>>
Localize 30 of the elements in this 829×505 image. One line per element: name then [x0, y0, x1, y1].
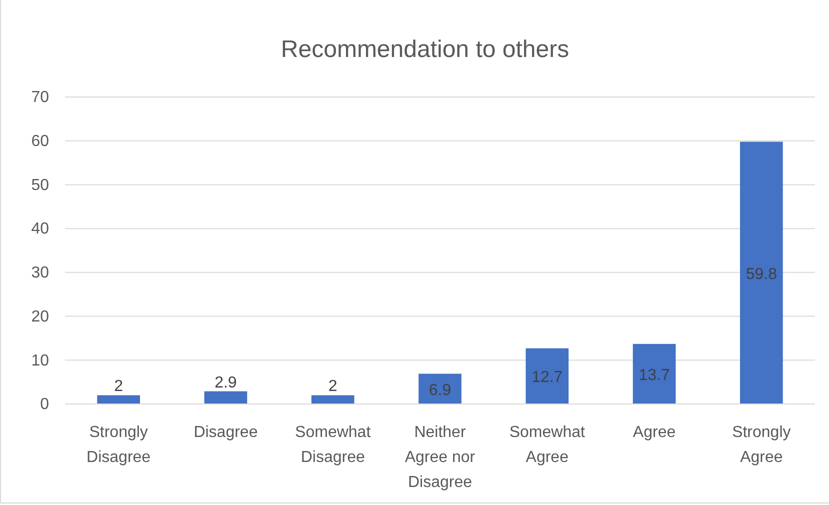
y-tick-label: 50 — [31, 176, 50, 194]
bar — [418, 374, 462, 404]
data-label: 12.7 — [532, 369, 563, 386]
y-tick-label: 40 — [31, 220, 50, 238]
data-label: 59.8 — [746, 266, 778, 283]
y-tick-label: 20 — [31, 308, 50, 326]
y-tick-label: 0 — [40, 396, 50, 414]
y-tick-label: 70 — [31, 89, 50, 106]
data-label: 2.9 — [214, 374, 237, 392]
x-tick-label: Disagree — [194, 424, 258, 441]
x-tick-label: Neither Agree nor Disagree — [404, 424, 476, 491]
bar — [632, 344, 676, 404]
data-label: 2 — [328, 378, 338, 396]
bar — [740, 142, 783, 404]
data-label: 13.7 — [638, 366, 670, 384]
chart-title: Recommendation to others — [280, 36, 570, 63]
bar — [311, 395, 354, 404]
bar — [526, 348, 569, 404]
bar — [204, 391, 248, 404]
y-tick-label: 30 — [31, 264, 50, 282]
bar — [97, 395, 140, 404]
x-tick-label: Agree — [632, 424, 676, 441]
x-tick-label: Somewhat Agree — [509, 424, 586, 466]
data-label: 6.9 — [428, 382, 452, 399]
x-tick-label: Somewhat Disagree — [295, 424, 372, 466]
x-tick-label: Strongly Disagree — [86, 424, 151, 466]
y-tick-label: 60 — [31, 132, 50, 150]
x-tick-label: Strongly Agree — [732, 424, 791, 466]
y-tick-label: 10 — [31, 352, 50, 370]
data-label: 2 — [114, 378, 124, 396]
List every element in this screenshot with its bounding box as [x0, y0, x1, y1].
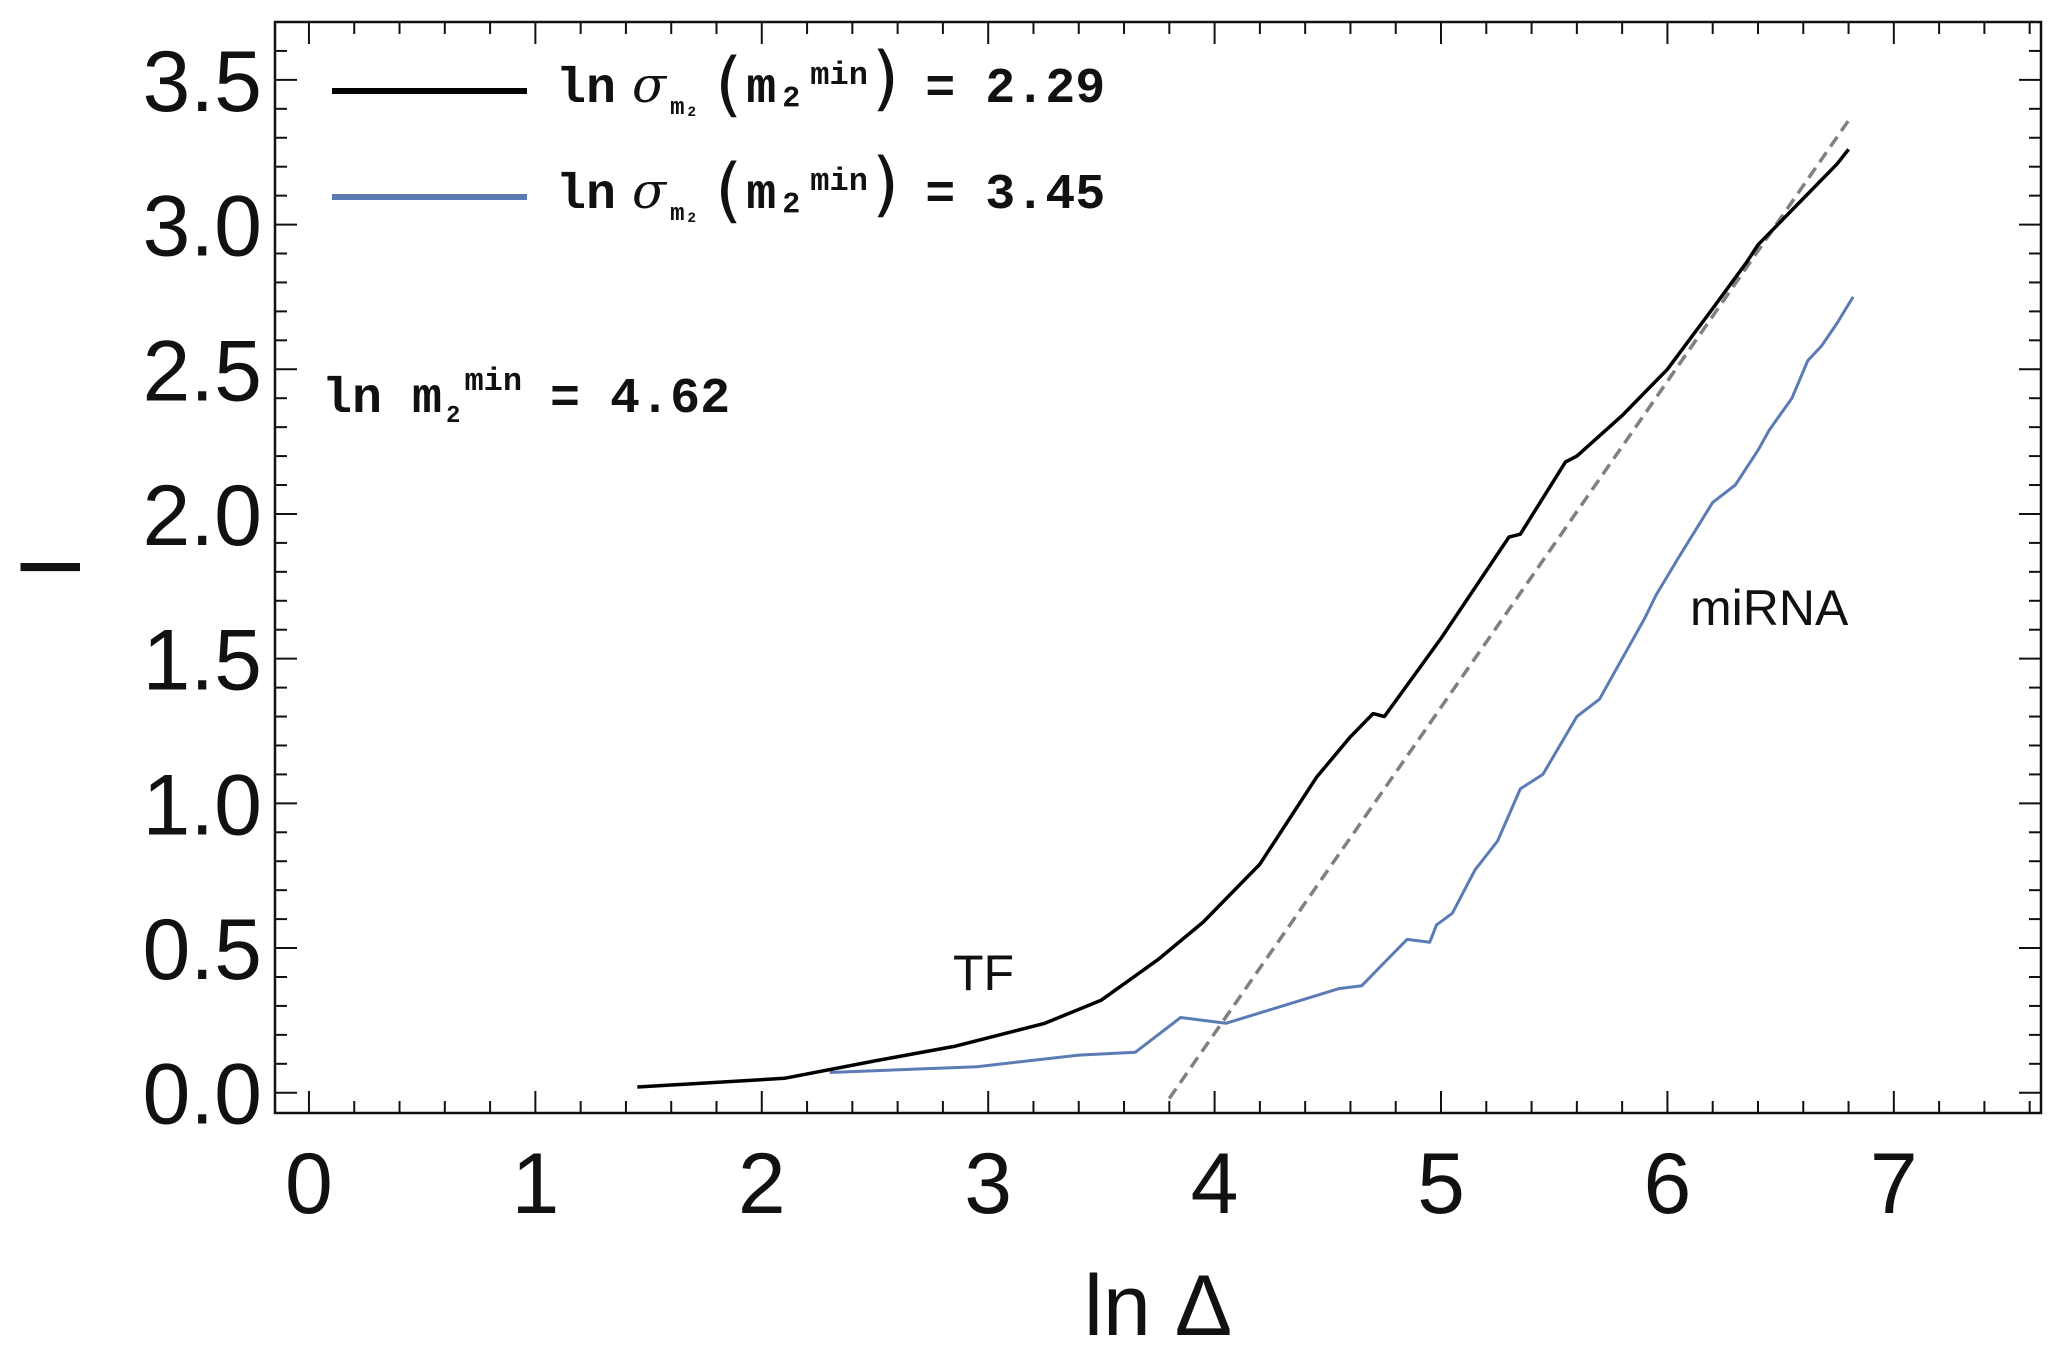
y-axis-label: I	[3, 555, 99, 579]
y-tick-label: 0.5	[142, 902, 262, 998]
m2min-annotation: ln m 2 min = 4.62	[322, 363, 730, 430]
plot-frame	[273, 20, 2043, 1115]
x-tick-label: 7	[1870, 1136, 1918, 1232]
legend: ln σ m₂ ( m₂ min ) = 2.29 ln σ m₂ ( m₂ m…	[332, 37, 1105, 231]
y-tick-label: 1.0	[142, 757, 262, 853]
series-label-tf: TF	[953, 945, 1014, 1001]
series-line-mirna	[829, 296, 1855, 1074]
x-tick-label: 4	[1191, 1136, 1239, 1232]
y-tick-label: 3.5	[142, 34, 262, 130]
x-tick-label: 5	[1417, 1136, 1465, 1232]
y-tick-label: 2.0	[142, 468, 262, 564]
series-label-mirna: miRNA	[1690, 580, 1849, 636]
series-line-fit	[1167, 119, 1851, 1100]
tick-marks	[275, 22, 2041, 1113]
y-tick-labels: 0.0 0.5 1.0 1.5 2.0 2.5 3.0 3.5	[142, 34, 262, 1143]
x-tick-label: 1	[511, 1136, 559, 1232]
y-tick-label: 0.0	[142, 1047, 262, 1143]
legend-entry-tf: ln σ m₂ ( m₂ min ) = 2.29	[556, 37, 1105, 125]
series-line-tf	[637, 148, 1850, 1089]
series-layer	[637, 119, 1855, 1100]
x-axis-label: ln Δ	[1084, 1258, 1232, 1347]
x-tick-label: 6	[1644, 1136, 1692, 1232]
x-tick-label: 3	[964, 1136, 1012, 1232]
legend-entry-mirna: ln σ m₂ ( m₂ min ) = 3.45	[556, 143, 1105, 231]
x-tick-label: 2	[738, 1136, 786, 1232]
y-tick-label: 2.5	[142, 323, 262, 419]
y-tick-label: 3.0	[142, 179, 262, 275]
x-tick-labels: 0 1 2 3 4 5 6 7	[285, 1136, 1918, 1232]
y-tick-label: 1.5	[142, 613, 262, 709]
x-tick-label: 0	[285, 1136, 333, 1232]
<<
Can you lay out the lines from the one with "555, 99, 579]" up to and including the one with "296, 1855, 1074]" as a numbered list, with any blank lines left out?

## Task answer
1. y-axis-label: I	[3, 555, 99, 579]
2. y-tick-label: 0.5	[142, 902, 262, 998]
3. m2min-annotation: ln m 2 min = 4.62	[322, 363, 730, 430]
4. plot-frame	[273, 20, 2043, 1115]
5. x-tick-label: 7	[1870, 1136, 1918, 1232]
6. legend: ln σ m₂ ( m₂ min ) = 2.29 ln σ m₂ ( m₂ m…	[332, 37, 1105, 231]
7. y-tick-label: 1.0	[142, 757, 262, 853]
8. series-label-tf: TF	[953, 945, 1014, 1001]
9. series-line-mirna	[829, 296, 1855, 1074]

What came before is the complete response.